:: Task ::
Go through the data below. Pull out every line that has the word "JSON".

:: Data section ::

## start

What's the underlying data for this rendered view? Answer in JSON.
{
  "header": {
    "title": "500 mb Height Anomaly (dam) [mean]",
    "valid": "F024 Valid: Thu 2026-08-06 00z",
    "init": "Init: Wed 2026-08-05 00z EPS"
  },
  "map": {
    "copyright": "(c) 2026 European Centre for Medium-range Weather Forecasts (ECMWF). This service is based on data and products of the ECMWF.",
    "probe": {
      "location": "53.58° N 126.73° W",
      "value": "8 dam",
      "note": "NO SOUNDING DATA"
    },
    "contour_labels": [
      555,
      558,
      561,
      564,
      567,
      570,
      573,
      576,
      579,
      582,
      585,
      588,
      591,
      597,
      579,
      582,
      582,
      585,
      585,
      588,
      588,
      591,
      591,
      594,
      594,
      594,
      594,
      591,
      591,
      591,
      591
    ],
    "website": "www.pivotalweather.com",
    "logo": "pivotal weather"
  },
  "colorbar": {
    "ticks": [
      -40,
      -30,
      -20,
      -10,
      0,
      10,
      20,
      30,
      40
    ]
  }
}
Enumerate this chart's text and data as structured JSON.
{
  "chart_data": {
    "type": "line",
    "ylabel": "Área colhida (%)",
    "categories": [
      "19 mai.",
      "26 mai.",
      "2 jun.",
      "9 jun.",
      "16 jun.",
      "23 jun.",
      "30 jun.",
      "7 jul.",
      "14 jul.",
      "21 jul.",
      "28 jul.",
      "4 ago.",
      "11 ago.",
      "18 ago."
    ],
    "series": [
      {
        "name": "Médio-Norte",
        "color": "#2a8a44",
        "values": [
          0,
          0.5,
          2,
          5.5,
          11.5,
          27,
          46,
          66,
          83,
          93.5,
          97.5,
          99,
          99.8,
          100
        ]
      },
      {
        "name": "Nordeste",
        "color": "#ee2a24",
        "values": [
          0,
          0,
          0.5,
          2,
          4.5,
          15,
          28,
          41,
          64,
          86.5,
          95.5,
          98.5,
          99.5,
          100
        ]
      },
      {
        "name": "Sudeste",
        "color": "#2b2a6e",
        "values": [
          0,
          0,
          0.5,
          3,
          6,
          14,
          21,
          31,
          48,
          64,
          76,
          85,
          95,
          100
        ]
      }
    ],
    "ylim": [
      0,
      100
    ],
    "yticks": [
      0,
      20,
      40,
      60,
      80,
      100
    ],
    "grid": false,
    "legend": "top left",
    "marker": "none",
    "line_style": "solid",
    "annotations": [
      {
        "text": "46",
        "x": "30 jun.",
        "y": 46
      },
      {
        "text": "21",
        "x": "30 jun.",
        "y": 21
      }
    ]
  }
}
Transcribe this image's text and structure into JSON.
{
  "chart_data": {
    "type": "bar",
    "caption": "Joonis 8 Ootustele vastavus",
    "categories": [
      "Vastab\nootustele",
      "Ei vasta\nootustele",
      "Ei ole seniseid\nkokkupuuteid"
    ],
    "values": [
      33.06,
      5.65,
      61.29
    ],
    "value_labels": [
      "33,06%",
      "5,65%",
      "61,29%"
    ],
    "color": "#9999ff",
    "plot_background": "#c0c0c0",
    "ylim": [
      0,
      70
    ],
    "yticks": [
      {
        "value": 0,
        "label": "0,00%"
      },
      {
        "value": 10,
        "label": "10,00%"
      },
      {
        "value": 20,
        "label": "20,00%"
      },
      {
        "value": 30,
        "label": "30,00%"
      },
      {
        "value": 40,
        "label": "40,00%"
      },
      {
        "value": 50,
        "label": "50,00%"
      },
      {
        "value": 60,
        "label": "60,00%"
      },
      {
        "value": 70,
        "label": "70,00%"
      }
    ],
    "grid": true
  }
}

## end

:: Answer in full ::
What's the underlying data for this rendered view? Answer in JSON.
Enumerate this chart's text and data as structured JSON.
Transcribe this image's text and structure into JSON.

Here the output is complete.